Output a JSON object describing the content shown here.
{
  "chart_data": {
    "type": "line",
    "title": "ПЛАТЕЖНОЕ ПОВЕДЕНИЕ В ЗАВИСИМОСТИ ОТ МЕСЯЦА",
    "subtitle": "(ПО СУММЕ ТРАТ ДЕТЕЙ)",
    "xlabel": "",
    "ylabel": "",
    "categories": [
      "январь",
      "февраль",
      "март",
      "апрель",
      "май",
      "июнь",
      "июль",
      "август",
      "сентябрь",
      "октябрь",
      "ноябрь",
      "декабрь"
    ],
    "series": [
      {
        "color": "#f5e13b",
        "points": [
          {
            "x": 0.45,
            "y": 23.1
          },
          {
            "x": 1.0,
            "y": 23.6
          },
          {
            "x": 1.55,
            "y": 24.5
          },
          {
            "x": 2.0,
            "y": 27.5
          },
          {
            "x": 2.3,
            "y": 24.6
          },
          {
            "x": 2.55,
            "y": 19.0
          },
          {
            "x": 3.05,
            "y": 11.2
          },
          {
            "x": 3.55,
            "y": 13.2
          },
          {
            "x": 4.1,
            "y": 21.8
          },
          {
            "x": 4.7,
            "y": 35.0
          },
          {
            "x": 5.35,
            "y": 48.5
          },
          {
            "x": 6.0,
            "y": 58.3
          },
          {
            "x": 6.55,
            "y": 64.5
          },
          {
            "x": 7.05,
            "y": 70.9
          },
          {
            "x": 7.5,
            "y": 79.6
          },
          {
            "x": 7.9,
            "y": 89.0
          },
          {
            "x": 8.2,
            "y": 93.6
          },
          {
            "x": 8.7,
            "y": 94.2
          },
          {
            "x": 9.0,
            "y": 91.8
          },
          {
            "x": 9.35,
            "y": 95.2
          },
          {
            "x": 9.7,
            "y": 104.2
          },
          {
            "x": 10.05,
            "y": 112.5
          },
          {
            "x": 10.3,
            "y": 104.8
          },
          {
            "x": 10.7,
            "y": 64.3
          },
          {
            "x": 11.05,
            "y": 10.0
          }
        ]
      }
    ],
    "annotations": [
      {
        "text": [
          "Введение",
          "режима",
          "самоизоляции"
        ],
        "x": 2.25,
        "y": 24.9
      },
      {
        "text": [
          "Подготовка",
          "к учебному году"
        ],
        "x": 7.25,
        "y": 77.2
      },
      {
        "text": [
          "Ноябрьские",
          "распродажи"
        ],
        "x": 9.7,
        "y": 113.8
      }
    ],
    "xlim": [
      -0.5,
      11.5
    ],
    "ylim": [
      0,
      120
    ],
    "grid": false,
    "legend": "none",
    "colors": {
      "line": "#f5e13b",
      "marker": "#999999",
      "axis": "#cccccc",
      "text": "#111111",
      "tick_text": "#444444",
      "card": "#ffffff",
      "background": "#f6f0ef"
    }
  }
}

• _Task description_: Retype the records in full. Keep every line identical to the original.

• _Reply to the task_:
Output a JSON object describing the content shown here.
{
  "chart_data": {
    "type": "line",
    "title": "ПЛАТЕЖНОЕ ПОВЕДЕНИЕ В ЗАВИСИМОСТИ ОТ МЕСЯЦА",
    "subtitle": "(ПО СУММЕ ТРАТ ДЕТЕЙ)",
    "xlabel": "",
    "ylabel": "",
    "categories": [
      "январь",
      "февраль",
      "март",
      "апрель",
      "май",
      "июнь",
      "июль",
      "август",
      "сентябрь",
      "октябрь",
      "ноябрь",
      "декабрь"
    ],
    "series": [
      {
        "color": "#f5e13b",
        "points": [
          {
            "x": 0.45,
            "y": 23.1
          },
          {
            "x": 1.0,
            "y": 23.6
          },
          {
            "x": 1.55,
            "y": 24.5
          },
          {
            "x": 2.0,
            "y": 27.5
          },
          {
            "x": 2.3,
            "y": 24.6
          },
          {
            "x": 2.55,
            "y": 19.0
          },
          {
            "x": 3.05,
            "y": 11.2
          },
          {
            "x": 3.55,
            "y": 13.2
          },
          {
            "x": 4.1,
            "y": 21.8
          },
          {
            "x": 4.7,
            "y": 35.0
          },
          {
            "x": 5.35,
            "y": 48.5
          },
          {
            "x": 6.0,
            "y": 58.3
          },
          {
            "x": 6.55,
            "y": 64.5
          },
          {
            "x": 7.05,
            "y": 70.9
          },
          {
            "x": 7.5,
            "y": 79.6
          },
          {
            "x": 7.9,
            "y": 89.0
          },
          {
            "x": 8.2,
            "y": 93.6
          },
          {
            "x": 8.7,
            "y": 94.2
          },
          {
            "x": 9.0,
            "y": 91.8
          },
          {
            "x": 9.35,
            "y": 95.2
          },
          {
            "x": 9.7,
            "y": 104.2
          },
          {
            "x": 10.05,
            "y": 112.5
          },
          {
            "x": 10.3,
            "y": 104.8
          },
          {
            "x": 10.7,
            "y": 64.3
          },
          {
            "x": 11.05,
            "y": 10.0
          }
        ]
      }
    ],
    "annotations": [
      {
        "text": [
          "Введение",
          "режима",
          "самоизоляции"
        ],
        "x": 2.25,
        "y": 24.9
      },
      {
        "text": [
          "Подготовка",
          "к учебному году"
        ],
        "x": 7.25,
        "y": 77.2
      },
      {
        "text": [
          "Ноябрьские",
          "распродажи"
        ],
        "x": 9.7,
        "y": 113.8
      }
    ],
    "xlim": [
      -0.5,
      11.5
    ],
    "ylim": [
      0,
      120
    ],
    "grid": false,
    "legend": "none",
    "colors": {
      "line": "#f5e13b",
      "marker": "#999999",
      "axis": "#cccccc",
      "text": "#111111",
      "tick_text": "#444444",
      "card": "#ffffff",
      "background": "#f6f0ef"
    }
  }
}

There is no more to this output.